**PROMPT**
Work out how many lines in the data hold the word "Sunday", and reply with that number only.

**INPUT FOR THIS TASK**

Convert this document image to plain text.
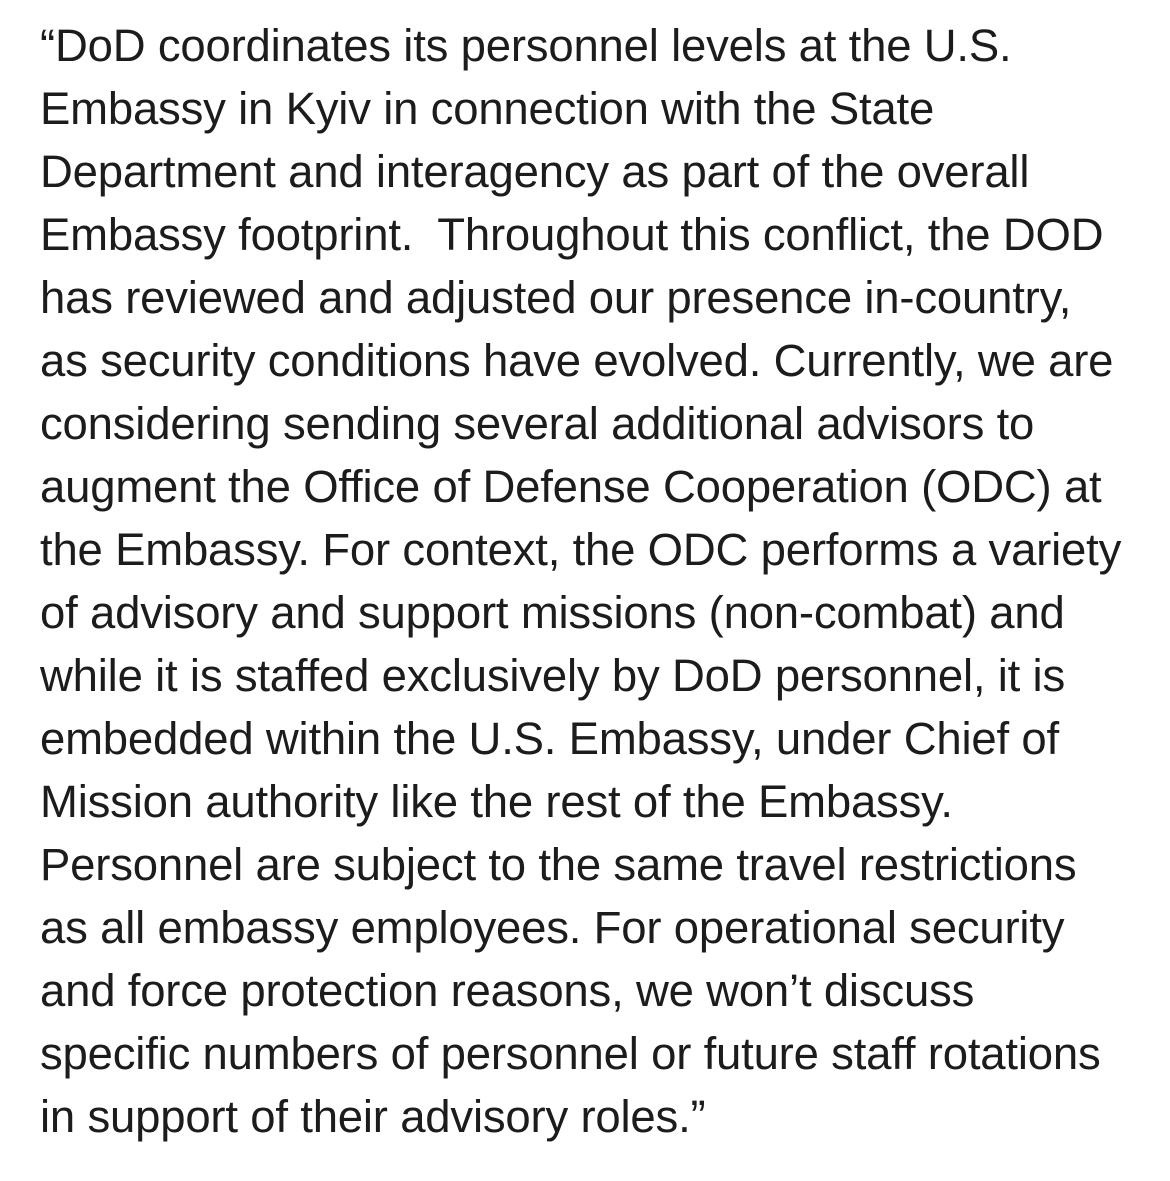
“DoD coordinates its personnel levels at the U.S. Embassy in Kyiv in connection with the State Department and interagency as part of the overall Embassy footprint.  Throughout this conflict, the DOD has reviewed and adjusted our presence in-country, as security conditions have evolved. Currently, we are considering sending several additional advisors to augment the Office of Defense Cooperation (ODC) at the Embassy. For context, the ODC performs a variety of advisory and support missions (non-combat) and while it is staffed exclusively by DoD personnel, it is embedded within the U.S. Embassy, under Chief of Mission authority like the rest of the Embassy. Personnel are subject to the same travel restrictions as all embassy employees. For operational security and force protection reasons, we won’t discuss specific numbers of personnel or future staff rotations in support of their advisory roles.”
...
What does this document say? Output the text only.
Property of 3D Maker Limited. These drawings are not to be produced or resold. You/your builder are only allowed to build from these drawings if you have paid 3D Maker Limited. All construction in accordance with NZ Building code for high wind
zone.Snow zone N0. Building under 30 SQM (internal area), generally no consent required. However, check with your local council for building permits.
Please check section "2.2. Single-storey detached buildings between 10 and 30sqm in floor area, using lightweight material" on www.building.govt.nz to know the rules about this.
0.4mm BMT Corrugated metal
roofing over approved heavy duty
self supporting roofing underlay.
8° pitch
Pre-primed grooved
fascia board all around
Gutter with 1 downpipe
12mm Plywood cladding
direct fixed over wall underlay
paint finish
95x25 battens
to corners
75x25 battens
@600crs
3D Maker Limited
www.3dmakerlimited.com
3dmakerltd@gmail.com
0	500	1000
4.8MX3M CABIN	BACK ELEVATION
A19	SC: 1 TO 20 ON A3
---
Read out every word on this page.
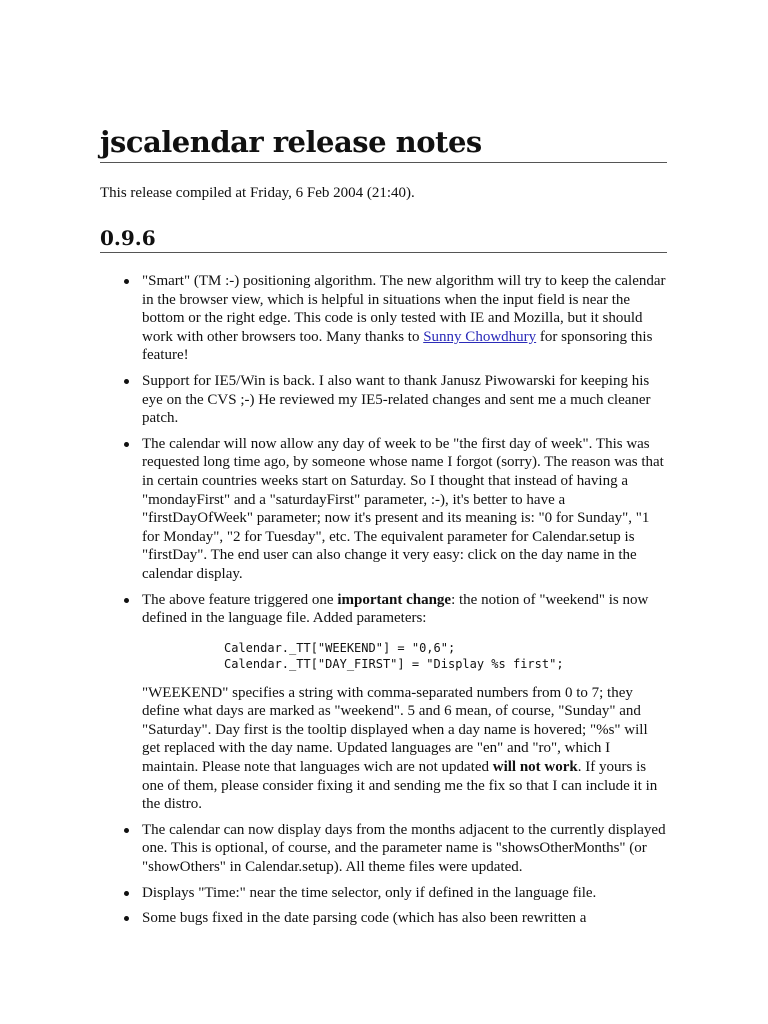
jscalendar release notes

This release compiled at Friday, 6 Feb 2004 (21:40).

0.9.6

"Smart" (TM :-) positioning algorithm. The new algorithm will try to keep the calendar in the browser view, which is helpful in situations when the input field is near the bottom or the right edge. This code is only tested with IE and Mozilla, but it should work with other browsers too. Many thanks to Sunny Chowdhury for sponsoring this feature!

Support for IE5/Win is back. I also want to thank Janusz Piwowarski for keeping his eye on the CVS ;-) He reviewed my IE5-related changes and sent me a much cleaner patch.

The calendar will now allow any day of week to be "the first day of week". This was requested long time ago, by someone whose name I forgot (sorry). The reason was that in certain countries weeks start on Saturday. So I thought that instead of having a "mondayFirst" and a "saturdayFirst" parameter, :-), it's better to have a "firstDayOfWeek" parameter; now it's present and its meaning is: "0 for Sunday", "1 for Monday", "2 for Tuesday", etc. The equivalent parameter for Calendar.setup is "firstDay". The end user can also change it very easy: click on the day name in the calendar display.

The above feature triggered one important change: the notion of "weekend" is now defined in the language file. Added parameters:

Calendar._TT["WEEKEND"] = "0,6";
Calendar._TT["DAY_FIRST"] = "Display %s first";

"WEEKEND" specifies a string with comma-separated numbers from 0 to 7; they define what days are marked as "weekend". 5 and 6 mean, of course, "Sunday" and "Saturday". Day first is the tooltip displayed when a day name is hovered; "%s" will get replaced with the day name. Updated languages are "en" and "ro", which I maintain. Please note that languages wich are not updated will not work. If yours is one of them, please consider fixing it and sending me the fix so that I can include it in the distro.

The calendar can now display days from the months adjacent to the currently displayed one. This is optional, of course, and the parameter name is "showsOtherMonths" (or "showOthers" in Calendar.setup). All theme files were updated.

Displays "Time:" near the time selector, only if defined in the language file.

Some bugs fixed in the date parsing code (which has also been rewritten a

**SOLUTION**
2